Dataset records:
# # #

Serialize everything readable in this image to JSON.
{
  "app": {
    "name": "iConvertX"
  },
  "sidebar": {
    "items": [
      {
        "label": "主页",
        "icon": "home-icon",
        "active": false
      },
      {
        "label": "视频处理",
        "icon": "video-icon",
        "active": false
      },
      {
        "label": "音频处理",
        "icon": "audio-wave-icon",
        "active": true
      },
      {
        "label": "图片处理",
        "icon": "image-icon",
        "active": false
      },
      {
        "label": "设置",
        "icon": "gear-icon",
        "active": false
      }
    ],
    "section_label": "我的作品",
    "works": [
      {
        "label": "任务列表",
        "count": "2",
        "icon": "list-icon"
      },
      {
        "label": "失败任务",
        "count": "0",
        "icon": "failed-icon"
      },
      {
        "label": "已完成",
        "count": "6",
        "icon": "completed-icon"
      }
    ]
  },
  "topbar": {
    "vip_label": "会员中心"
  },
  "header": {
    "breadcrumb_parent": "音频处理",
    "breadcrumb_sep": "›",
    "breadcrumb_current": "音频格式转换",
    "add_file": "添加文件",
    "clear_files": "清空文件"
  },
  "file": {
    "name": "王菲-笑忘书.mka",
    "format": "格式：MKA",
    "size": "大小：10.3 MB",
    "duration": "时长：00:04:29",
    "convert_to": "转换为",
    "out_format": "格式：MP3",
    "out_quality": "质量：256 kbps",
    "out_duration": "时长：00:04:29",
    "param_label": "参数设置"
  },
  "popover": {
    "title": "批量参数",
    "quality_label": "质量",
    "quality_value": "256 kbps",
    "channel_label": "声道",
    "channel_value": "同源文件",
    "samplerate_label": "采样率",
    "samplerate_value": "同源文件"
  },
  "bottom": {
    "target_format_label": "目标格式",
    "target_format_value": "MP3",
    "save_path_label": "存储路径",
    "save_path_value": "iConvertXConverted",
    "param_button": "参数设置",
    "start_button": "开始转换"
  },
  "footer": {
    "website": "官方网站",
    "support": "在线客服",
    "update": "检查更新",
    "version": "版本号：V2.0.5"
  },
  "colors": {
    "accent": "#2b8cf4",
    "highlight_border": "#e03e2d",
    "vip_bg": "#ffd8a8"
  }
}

# # #

What the task asks -
Please copy out each record, character for character.

Solved problem -
Serialize everything readable in this image to JSON.
{
  "app": {
    "name": "iConvertX"
  },
  "sidebar": {
    "items": [
      {
        "label": "主页",
        "icon": "home-icon",
        "active": false
      },
      {
        "label": "视频处理",
        "icon": "video-icon",
        "active": false
      },
      {
        "label": "音频处理",
        "icon": "audio-wave-icon",
        "active": true
      },
      {
        "label": "图片处理",
        "icon": "image-icon",
        "active": false
      },
      {
        "label": "设置",
        "icon": "gear-icon",
        "active": false
      }
    ],
    "section_label": "我的作品",
    "works": [
      {
        "label": "任务列表",
        "count": "2",
        "icon": "list-icon"
      },
      {
        "label": "失败任务",
        "count": "0",
        "icon": "failed-icon"
      },
      {
        "label": "已完成",
        "count": "6",
        "icon": "completed-icon"
      }
    ]
  },
  "topbar": {
    "vip_label": "会员中心"
  },
  "header": {
    "breadcrumb_parent": "音频处理",
    "breadcrumb_sep": "›",
    "breadcrumb_current": "音频格式转换",
    "add_file": "添加文件",
    "clear_files": "清空文件"
  },
  "file": {
    "name": "王菲-笑忘书.mka",
    "format": "格式：MKA",
    "size": "大小：10.3 MB",
    "duration": "时长：00:04:29",
    "convert_to": "转换为",
    "out_format": "格式：MP3",
    "out_quality": "质量：256 kbps",
    "out_duration": "时长：00:04:29",
    "param_label": "参数设置"
  },
  "popover": {
    "title": "批量参数",
    "quality_label": "质量",
    "quality_value": "256 kbps",
    "channel_label": "声道",
    "channel_value": "同源文件",
    "samplerate_label": "采样率",
    "samplerate_value": "同源文件"
  },
  "bottom": {
    "target_format_label": "目标格式",
    "target_format_value": "MP3",
    "save_path_label": "存储路径",
    "save_path_value": "iConvertXConverted",
    "param_button": "参数设置",
    "start_button": "开始转换"
  },
  "footer": {
    "website": "官方网站",
    "support": "在线客服",
    "update": "检查更新",
    "version": "版本号：V2.0.5"
  },
  "colors": {
    "accent": "#2b8cf4",
    "highlight_border": "#e03e2d",
    "vip_bg": "#ffd8a8"
  }
}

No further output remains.